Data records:
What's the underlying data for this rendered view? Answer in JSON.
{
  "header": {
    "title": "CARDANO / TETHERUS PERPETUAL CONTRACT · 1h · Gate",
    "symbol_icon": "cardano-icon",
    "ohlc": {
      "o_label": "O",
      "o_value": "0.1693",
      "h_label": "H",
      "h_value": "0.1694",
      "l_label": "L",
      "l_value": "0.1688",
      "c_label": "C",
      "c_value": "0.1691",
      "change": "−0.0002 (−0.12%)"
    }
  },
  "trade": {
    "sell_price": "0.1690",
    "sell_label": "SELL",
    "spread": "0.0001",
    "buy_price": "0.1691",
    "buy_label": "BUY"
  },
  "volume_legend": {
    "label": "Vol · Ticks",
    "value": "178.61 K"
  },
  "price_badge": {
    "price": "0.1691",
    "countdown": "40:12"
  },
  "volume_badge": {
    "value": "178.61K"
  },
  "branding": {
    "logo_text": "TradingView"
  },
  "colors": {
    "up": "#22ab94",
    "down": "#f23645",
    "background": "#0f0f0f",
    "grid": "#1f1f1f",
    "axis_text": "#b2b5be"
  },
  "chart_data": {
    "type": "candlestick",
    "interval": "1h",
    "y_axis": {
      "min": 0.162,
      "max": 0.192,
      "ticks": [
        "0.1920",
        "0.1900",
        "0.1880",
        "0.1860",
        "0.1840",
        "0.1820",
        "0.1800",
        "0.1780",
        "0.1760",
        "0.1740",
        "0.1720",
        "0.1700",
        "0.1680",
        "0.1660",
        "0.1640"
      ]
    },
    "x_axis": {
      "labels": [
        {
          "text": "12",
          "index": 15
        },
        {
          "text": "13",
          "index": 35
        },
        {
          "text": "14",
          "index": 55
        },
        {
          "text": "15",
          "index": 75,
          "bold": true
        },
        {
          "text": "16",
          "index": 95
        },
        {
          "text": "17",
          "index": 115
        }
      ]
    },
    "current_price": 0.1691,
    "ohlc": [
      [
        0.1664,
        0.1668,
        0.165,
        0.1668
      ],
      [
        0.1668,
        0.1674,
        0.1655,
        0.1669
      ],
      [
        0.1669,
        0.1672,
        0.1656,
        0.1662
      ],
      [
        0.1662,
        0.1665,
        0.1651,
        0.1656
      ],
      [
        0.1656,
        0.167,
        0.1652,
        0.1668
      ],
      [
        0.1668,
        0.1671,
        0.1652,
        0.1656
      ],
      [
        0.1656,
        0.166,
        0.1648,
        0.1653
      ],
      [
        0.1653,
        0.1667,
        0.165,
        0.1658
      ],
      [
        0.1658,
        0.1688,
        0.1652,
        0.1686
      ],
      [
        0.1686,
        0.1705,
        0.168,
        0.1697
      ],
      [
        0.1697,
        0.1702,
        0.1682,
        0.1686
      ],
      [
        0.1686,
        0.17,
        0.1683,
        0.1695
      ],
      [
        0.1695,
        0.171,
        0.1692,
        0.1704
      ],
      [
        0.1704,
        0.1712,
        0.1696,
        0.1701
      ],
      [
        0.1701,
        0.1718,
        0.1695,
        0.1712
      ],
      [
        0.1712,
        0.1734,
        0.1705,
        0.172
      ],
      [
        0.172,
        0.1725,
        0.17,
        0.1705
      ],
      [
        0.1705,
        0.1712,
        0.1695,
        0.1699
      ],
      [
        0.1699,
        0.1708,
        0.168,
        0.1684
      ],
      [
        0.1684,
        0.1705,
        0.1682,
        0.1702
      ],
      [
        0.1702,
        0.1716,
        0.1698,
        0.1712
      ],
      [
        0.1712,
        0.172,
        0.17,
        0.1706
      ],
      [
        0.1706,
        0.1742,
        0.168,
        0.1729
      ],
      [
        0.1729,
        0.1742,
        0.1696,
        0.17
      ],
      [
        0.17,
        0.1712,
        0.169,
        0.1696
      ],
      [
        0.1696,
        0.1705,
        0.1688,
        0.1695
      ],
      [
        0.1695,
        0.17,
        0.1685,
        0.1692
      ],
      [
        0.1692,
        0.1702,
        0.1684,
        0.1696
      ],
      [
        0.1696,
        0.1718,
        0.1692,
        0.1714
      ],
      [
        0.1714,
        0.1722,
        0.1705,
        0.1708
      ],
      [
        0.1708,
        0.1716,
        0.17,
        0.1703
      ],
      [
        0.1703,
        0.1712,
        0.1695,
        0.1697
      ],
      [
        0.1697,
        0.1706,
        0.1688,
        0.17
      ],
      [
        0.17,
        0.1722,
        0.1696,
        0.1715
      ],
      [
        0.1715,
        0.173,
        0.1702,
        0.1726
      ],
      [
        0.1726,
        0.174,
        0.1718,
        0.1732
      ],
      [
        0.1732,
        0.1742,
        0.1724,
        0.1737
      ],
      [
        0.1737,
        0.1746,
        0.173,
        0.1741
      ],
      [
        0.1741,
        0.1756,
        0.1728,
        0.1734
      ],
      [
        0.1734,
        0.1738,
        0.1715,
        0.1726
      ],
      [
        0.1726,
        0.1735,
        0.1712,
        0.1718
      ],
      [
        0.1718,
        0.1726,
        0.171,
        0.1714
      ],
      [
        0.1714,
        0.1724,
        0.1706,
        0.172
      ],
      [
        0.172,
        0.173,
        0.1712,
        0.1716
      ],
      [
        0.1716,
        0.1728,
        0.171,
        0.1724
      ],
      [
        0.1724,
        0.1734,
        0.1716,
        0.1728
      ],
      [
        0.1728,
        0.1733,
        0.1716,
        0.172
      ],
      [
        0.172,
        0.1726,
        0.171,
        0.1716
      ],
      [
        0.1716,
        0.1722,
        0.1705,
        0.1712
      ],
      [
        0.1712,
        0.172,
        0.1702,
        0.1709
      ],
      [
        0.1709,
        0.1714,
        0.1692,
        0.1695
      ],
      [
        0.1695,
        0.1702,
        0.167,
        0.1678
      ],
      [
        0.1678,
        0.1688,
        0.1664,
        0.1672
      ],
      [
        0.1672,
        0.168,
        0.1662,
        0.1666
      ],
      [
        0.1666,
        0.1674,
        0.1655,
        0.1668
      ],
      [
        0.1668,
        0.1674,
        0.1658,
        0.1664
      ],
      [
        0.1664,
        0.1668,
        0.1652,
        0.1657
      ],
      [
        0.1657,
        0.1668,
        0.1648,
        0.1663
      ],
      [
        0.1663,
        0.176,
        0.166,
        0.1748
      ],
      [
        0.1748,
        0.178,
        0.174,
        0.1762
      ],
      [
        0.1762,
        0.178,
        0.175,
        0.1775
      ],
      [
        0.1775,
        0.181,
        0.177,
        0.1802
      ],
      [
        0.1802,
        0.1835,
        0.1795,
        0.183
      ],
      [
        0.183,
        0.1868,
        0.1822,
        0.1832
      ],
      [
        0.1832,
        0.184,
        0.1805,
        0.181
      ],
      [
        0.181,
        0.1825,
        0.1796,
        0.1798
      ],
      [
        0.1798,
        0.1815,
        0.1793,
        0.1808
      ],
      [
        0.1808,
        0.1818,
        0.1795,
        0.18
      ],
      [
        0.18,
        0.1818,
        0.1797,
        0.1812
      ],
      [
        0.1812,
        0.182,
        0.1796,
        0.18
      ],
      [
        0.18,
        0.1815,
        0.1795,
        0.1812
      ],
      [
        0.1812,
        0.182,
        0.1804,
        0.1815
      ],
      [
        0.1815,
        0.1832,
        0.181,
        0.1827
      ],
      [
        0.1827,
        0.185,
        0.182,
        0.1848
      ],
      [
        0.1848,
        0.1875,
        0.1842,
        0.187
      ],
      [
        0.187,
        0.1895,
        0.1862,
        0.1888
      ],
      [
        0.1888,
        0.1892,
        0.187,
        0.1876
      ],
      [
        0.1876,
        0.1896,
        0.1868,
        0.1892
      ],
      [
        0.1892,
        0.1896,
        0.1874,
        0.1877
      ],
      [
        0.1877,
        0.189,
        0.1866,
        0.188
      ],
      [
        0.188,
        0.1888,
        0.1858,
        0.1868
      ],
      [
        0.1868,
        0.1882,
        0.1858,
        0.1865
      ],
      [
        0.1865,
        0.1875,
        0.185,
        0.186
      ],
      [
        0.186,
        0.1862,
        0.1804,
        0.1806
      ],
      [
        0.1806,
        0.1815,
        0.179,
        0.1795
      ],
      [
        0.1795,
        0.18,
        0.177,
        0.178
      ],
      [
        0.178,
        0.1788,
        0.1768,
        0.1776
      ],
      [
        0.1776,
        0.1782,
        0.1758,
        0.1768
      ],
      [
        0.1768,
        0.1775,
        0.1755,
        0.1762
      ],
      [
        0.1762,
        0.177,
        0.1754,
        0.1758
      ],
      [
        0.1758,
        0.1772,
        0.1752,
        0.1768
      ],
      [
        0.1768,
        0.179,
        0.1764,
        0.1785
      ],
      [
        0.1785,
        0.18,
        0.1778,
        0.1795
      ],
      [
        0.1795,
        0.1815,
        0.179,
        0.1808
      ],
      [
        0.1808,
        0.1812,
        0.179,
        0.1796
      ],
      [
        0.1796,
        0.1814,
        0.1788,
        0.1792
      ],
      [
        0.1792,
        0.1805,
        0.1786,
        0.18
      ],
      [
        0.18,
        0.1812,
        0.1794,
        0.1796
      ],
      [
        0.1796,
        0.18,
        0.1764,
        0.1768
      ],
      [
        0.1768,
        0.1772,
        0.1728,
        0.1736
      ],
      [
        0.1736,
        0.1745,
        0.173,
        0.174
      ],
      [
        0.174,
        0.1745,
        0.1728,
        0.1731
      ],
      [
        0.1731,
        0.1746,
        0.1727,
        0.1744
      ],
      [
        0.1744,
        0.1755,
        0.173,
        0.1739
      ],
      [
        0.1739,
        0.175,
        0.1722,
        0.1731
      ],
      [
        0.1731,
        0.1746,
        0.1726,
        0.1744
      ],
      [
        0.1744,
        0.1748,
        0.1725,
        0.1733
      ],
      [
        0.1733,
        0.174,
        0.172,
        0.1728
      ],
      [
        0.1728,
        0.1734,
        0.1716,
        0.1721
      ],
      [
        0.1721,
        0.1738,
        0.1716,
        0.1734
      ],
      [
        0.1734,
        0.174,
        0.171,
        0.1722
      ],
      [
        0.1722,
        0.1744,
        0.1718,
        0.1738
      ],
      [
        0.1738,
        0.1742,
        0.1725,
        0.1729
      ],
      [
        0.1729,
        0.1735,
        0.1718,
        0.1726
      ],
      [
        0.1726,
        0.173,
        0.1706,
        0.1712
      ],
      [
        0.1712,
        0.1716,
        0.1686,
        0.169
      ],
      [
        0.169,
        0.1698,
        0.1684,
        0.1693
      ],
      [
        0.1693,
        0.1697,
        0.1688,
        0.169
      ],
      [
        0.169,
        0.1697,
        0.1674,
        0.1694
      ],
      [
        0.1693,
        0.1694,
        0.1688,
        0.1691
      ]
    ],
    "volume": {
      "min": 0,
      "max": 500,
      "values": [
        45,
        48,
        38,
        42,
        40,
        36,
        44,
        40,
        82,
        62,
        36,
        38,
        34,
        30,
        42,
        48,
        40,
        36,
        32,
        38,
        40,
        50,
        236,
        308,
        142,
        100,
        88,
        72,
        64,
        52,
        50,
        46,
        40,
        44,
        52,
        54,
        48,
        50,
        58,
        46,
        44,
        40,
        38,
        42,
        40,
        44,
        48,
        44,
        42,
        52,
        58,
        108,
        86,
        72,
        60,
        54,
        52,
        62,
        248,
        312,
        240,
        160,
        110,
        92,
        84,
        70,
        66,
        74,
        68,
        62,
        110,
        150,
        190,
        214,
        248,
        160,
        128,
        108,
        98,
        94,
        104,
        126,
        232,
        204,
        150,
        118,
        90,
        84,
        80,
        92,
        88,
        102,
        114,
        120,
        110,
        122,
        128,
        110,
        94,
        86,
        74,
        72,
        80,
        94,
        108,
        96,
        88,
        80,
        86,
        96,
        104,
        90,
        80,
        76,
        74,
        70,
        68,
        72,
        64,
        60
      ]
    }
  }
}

» Exercise aim: Check each line of the data above for the string "index", then report how many lines have it, with no other words.

» Task result: 6